**Aim:** Give the lines from the line that contains "197, 181, 210]" through the line that contains "exterior-wall-height-label: Exterior Wall", both included, as a JSON list of strings with one string per line and no blank lines.

**Information shown:**
= = = =
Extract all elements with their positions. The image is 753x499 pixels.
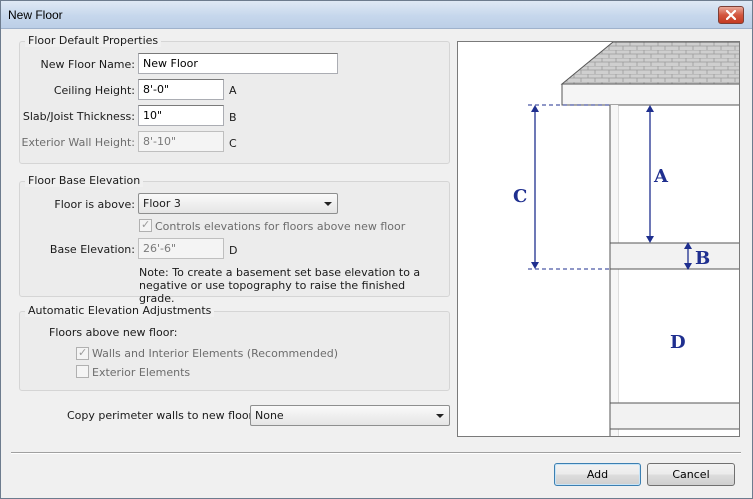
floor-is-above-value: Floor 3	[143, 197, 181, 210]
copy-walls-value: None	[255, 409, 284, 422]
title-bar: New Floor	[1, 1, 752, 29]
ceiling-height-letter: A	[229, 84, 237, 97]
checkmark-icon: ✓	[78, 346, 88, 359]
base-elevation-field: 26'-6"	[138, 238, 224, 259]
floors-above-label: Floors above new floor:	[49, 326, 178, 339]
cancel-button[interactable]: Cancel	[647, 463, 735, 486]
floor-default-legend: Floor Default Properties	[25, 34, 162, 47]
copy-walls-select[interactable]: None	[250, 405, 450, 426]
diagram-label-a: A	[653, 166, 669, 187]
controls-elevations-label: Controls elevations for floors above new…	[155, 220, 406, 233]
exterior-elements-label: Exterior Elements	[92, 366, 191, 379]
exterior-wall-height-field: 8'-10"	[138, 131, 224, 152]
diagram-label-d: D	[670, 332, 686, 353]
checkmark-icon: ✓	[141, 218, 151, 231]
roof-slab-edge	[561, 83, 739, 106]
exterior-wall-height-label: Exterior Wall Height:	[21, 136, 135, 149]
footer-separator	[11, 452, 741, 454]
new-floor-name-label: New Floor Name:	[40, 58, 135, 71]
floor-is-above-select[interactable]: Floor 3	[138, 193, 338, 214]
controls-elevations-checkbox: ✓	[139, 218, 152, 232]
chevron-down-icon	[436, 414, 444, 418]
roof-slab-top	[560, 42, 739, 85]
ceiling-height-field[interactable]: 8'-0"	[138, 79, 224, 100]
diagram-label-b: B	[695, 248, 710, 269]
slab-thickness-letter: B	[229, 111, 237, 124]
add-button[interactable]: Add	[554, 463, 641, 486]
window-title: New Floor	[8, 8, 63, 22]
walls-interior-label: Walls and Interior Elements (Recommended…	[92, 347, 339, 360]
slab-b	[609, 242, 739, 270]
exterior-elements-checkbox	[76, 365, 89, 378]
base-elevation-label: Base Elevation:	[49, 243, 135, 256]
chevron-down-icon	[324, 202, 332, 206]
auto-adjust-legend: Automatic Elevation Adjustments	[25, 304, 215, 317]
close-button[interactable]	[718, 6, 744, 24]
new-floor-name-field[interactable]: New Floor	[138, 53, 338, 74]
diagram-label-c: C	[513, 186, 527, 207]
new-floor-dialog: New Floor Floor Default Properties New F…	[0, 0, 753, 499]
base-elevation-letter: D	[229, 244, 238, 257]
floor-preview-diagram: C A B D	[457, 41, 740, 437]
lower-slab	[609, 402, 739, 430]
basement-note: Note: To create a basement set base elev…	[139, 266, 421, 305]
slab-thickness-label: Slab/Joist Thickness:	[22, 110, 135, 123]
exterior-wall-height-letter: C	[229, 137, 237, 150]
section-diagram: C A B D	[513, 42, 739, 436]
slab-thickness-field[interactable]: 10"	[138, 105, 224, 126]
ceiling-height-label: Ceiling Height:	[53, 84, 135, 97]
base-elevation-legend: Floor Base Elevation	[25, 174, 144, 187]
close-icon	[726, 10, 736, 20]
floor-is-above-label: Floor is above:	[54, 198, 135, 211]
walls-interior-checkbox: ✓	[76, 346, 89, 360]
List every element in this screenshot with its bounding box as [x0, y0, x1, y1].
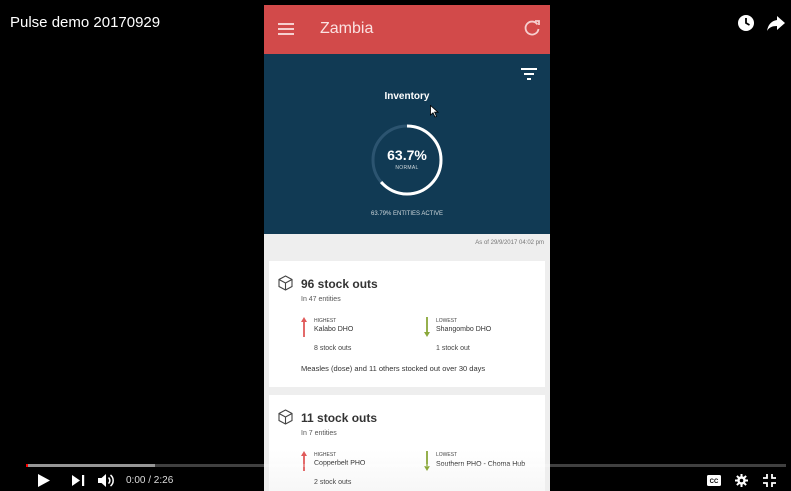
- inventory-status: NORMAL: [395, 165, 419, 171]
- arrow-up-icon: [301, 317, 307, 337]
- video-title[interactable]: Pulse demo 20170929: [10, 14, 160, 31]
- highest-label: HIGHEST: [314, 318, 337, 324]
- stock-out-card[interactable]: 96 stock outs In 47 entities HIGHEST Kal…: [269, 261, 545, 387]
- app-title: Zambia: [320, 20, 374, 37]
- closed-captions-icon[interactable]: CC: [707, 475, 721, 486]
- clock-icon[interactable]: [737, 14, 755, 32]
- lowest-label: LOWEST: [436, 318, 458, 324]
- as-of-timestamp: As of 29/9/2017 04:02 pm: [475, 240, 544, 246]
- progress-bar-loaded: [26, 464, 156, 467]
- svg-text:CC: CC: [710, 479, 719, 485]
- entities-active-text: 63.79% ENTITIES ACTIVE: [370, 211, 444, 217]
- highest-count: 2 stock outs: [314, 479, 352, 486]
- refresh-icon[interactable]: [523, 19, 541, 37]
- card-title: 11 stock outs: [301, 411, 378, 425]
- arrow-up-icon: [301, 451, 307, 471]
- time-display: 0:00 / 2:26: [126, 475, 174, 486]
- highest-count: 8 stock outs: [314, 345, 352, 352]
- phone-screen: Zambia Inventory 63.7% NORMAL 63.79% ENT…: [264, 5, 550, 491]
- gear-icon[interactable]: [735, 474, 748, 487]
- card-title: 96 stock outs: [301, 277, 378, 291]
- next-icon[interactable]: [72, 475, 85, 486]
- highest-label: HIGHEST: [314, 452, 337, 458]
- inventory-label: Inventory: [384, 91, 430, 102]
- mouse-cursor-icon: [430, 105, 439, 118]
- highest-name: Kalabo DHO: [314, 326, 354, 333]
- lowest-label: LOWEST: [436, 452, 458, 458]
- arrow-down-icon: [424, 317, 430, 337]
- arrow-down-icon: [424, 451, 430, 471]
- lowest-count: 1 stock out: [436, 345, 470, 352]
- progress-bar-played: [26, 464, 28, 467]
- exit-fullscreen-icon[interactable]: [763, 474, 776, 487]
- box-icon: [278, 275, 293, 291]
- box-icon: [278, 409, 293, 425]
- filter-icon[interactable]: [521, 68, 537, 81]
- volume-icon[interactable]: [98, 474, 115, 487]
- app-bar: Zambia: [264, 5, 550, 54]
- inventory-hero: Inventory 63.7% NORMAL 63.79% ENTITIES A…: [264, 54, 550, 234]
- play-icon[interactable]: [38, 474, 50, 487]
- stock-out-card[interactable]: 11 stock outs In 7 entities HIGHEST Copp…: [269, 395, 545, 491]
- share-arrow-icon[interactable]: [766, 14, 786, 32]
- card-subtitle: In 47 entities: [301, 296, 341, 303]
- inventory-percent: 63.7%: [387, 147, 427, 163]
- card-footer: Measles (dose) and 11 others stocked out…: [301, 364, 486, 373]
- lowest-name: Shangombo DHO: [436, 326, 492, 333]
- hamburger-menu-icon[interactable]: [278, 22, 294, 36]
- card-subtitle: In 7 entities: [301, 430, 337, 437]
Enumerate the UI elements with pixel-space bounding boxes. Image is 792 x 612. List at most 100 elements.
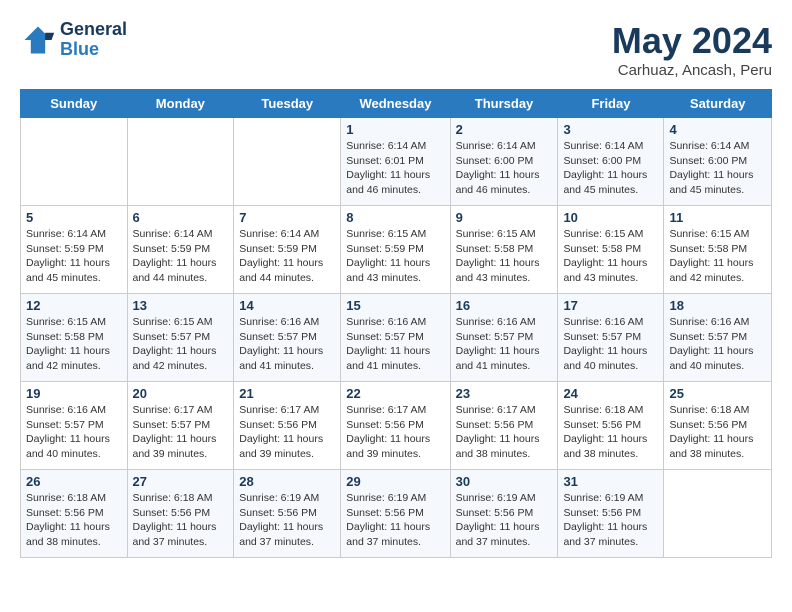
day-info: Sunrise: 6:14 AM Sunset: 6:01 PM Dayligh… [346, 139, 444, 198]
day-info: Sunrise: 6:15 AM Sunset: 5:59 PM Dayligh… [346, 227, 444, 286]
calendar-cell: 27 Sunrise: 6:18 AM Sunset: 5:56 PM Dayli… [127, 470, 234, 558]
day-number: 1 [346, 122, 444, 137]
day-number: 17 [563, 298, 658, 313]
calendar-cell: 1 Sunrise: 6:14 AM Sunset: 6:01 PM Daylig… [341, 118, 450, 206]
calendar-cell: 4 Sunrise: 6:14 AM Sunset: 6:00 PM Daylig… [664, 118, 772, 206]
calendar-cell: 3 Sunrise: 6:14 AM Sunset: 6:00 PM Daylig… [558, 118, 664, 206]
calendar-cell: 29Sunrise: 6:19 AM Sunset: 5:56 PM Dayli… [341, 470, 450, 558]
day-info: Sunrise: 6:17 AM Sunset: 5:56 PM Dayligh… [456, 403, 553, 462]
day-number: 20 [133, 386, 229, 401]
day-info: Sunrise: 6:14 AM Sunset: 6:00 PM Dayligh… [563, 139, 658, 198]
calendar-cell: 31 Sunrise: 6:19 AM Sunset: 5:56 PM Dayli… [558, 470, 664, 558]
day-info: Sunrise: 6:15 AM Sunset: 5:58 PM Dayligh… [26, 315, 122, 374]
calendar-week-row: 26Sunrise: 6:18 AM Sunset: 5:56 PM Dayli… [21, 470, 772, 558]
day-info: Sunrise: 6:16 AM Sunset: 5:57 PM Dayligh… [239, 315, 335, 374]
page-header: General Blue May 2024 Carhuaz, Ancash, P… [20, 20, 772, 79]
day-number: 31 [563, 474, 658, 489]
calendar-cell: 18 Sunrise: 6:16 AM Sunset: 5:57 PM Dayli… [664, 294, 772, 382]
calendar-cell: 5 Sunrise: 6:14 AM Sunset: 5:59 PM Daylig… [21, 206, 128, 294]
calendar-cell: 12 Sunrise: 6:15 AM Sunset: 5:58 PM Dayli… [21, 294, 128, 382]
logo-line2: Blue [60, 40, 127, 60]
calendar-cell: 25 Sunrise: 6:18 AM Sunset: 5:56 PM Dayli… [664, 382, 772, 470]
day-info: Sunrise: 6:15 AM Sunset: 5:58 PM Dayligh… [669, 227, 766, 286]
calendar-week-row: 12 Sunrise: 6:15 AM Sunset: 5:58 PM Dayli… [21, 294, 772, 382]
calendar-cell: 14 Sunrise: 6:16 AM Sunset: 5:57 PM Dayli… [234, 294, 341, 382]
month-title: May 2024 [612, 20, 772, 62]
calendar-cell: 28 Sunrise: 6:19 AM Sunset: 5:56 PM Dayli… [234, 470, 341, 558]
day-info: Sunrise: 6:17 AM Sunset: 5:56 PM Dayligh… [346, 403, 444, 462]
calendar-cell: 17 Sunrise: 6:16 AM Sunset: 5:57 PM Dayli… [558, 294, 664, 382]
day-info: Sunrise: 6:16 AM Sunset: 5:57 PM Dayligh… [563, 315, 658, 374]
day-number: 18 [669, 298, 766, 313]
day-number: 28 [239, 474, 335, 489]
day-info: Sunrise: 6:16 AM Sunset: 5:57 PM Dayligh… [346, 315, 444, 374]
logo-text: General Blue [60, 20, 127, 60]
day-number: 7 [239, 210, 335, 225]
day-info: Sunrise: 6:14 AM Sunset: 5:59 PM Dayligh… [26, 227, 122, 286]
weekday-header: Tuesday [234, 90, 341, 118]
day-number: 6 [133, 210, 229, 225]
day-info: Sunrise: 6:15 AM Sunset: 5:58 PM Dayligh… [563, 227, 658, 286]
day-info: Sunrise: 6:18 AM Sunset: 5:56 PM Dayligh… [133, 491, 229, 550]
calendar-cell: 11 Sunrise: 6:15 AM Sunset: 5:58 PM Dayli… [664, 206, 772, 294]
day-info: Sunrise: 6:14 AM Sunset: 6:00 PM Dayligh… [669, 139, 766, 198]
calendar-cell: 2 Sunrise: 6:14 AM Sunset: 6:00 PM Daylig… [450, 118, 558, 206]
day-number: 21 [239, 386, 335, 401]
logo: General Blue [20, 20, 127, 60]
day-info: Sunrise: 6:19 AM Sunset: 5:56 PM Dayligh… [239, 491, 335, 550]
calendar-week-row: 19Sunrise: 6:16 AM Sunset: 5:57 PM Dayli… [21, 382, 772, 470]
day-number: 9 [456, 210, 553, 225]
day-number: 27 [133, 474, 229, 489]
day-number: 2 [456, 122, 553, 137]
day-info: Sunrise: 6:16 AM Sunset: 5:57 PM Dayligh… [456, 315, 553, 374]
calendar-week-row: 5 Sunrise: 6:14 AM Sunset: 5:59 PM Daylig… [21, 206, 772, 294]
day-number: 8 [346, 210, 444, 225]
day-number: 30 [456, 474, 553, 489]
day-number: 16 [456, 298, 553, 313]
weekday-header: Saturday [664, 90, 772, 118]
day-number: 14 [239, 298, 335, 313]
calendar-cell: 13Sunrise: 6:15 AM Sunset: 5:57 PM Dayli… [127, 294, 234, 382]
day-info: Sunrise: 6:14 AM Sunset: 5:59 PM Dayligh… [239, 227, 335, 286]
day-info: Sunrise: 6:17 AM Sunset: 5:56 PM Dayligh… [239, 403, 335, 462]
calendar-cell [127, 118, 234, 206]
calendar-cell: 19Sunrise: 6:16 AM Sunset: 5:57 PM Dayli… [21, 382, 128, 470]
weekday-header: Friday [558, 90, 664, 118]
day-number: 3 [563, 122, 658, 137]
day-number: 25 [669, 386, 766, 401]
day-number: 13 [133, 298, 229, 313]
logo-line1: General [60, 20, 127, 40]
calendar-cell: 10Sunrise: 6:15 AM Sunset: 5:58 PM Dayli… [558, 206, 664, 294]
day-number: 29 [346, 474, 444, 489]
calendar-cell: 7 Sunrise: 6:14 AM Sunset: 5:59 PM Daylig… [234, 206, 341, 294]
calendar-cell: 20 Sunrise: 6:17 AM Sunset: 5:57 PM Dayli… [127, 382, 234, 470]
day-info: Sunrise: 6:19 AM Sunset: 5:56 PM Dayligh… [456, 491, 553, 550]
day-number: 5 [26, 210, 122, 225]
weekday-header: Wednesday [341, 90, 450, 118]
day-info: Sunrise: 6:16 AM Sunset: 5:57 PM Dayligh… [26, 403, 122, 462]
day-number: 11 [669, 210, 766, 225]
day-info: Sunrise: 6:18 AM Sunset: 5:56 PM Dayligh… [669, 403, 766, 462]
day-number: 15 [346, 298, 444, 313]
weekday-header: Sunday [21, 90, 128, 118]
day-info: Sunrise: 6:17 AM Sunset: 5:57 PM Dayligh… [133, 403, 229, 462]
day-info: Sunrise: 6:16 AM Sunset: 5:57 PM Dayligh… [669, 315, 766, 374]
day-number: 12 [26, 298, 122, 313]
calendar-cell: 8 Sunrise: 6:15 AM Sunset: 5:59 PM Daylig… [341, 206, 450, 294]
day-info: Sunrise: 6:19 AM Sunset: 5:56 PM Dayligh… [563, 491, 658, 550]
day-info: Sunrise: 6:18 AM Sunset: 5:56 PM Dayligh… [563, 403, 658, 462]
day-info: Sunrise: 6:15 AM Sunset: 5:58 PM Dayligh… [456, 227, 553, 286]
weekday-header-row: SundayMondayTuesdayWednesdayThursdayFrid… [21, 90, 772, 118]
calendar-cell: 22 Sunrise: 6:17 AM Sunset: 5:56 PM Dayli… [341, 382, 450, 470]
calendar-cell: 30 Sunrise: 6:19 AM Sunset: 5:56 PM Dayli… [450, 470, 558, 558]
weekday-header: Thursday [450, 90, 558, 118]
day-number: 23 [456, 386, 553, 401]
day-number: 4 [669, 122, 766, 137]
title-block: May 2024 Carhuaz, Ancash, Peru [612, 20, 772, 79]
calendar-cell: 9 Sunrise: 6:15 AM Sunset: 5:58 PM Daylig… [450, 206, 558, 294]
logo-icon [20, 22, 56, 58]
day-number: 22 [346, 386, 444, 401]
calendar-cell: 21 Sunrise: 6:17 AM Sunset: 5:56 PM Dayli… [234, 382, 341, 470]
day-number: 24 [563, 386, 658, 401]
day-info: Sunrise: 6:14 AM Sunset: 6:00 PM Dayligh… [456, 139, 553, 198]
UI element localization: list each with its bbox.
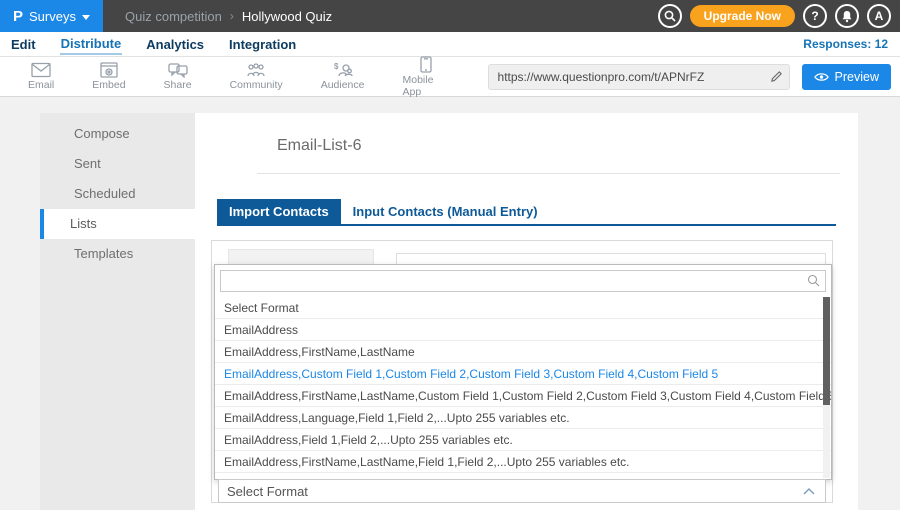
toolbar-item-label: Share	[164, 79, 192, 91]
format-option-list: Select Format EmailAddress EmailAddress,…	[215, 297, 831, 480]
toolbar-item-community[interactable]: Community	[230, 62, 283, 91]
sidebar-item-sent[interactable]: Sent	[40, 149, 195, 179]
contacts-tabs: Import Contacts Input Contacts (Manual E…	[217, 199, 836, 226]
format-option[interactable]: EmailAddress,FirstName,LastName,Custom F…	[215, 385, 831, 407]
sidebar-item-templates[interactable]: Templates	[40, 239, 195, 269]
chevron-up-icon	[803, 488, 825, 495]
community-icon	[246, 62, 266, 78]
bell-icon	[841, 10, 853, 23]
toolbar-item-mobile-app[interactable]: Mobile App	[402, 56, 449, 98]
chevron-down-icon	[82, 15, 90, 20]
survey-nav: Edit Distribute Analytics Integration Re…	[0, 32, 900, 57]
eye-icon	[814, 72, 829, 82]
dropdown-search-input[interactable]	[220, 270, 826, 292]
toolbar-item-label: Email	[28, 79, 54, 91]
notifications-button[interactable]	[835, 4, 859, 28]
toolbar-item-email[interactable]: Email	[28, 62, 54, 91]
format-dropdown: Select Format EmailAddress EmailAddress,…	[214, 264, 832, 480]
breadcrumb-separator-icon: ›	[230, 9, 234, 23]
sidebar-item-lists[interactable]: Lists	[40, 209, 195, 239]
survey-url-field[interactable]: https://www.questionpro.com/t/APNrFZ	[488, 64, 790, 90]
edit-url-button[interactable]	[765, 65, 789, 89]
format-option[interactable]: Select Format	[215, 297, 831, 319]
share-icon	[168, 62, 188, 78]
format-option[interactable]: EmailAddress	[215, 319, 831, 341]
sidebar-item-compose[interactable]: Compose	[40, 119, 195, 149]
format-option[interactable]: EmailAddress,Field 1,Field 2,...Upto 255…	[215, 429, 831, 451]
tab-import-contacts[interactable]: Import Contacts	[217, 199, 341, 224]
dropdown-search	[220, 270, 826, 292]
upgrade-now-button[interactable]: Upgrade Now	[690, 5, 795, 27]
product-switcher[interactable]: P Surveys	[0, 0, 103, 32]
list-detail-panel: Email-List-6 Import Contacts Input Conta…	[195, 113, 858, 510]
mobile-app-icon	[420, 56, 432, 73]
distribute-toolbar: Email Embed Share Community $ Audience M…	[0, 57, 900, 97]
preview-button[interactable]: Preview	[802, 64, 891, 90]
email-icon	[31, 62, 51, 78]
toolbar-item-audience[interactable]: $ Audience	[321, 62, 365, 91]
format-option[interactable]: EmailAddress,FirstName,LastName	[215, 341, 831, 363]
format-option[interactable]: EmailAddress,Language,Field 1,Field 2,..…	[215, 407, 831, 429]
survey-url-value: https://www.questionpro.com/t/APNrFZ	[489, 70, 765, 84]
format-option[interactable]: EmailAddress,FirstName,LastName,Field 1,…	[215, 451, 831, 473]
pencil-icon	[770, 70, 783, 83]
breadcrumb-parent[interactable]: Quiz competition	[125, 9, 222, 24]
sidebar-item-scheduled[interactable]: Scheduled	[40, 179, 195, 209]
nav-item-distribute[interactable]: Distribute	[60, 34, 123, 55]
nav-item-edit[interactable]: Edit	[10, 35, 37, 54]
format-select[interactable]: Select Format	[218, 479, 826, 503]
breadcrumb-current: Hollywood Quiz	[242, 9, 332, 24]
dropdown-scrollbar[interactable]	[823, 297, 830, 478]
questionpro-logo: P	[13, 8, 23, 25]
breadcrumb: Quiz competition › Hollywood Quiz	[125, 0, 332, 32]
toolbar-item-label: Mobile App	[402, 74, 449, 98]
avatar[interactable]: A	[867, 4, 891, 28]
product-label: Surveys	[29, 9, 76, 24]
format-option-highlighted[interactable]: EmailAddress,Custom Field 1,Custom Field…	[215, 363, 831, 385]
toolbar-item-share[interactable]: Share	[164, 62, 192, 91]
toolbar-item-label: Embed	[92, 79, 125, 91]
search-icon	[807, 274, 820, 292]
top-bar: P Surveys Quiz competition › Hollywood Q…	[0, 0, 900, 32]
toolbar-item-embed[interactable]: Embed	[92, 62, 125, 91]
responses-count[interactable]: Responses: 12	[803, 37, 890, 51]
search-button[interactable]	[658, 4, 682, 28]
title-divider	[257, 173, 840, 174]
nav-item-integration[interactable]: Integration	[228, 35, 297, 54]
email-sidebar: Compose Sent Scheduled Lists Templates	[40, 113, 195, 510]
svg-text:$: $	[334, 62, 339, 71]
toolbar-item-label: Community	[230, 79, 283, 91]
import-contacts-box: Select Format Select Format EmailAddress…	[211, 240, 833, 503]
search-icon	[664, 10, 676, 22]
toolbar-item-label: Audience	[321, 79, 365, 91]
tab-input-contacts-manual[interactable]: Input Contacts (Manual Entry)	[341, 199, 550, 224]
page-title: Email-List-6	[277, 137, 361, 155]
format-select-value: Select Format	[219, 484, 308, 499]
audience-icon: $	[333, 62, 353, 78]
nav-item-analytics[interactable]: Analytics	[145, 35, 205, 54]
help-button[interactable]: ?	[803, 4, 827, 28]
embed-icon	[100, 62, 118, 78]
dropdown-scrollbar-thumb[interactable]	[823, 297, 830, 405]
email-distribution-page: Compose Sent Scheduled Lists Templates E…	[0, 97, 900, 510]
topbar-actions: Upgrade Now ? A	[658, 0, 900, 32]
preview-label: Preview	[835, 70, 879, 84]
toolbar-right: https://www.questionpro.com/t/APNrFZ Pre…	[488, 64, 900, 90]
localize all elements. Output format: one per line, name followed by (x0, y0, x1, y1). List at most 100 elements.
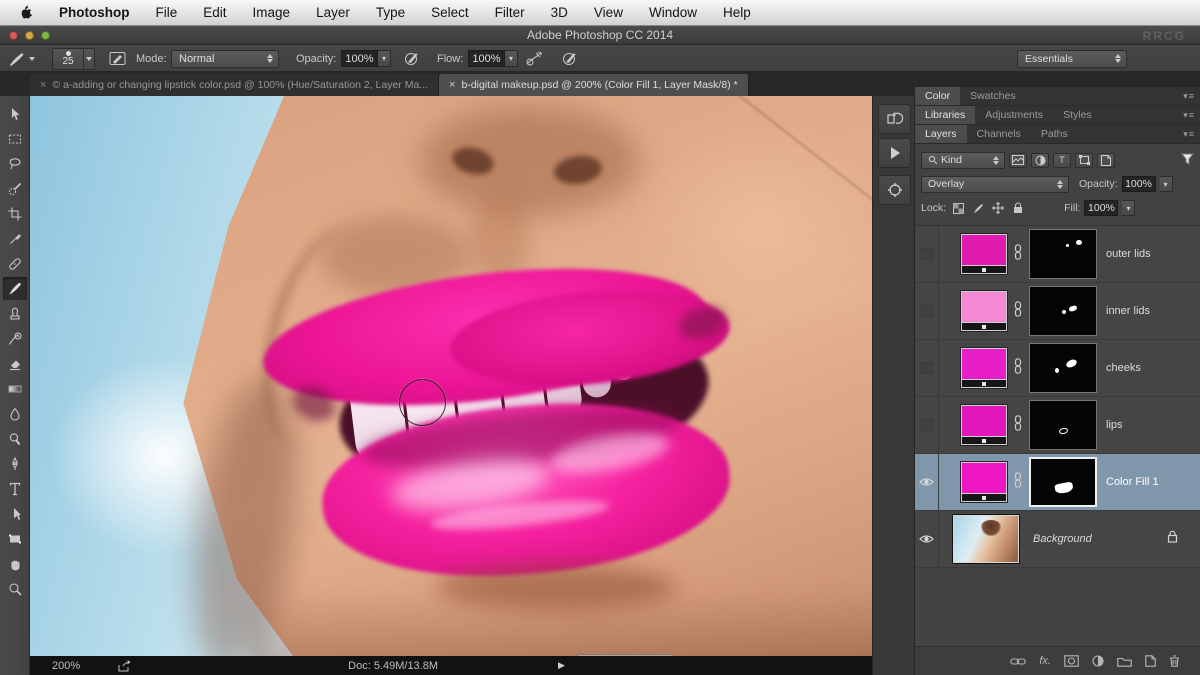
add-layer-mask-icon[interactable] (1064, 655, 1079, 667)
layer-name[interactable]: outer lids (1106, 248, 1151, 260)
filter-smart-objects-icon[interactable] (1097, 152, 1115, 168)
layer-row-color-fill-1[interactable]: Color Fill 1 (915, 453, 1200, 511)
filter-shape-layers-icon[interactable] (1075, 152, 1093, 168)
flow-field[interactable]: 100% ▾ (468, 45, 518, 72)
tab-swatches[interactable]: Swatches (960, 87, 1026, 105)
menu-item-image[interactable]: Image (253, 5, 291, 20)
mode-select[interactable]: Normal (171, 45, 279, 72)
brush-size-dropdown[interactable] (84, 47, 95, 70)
= = = =
**Exercise response:**
[
  "floor-is-above-value: Floor 3\t[143, 197, 181, 210]",
  "copy-walls-value: None\t[255, 409, 284, 422]",
  "title-bar: New Floor\t[1, 1, 752, 29]",
  "ceiling-height-letter: A\t[229, 84, 237, 97]",
  "checkmark-icon: ✓\t[78, 346, 88, 359]",
  "base-elevation-field: 26'-6\"\t[138, 238, 224, 259]",
  "floors-above-label: Floors above new floor:\t[49, 326, 178, 339]",
  "cancel-button[interactable]: Cancel\t[647, 463, 735, 486]",
  "floor-default-legend: Floor Default Properties\t[25, 34, 162, 47]",
  "copy-walls-select[interactable]: None\t[250, 405, 450, 426]",
  "diagram-label-a: A\t[653, 166, 669, 187]",
  "controls-elevations-label: Controls elevations for floors above new…\t[155, 220, 406, 233]",
  "exterior-elements-label: Exterior Elements\t[92, 366, 191, 379]",
  "exterior-wall-height-field: 8'-10\"\t[138, 131, 224, 152]",
  "diagram-label-d: D\t[670, 332, 686, 353]",
  "checkmark-icon: ✓\t[141, 218, 151, 231]",
  "roof-slab-edge\t[561, 83, 739, 106]",
  "exterior-wall-height-label: Exterior Wall Height:\t[21, 136, 135, 149]"
]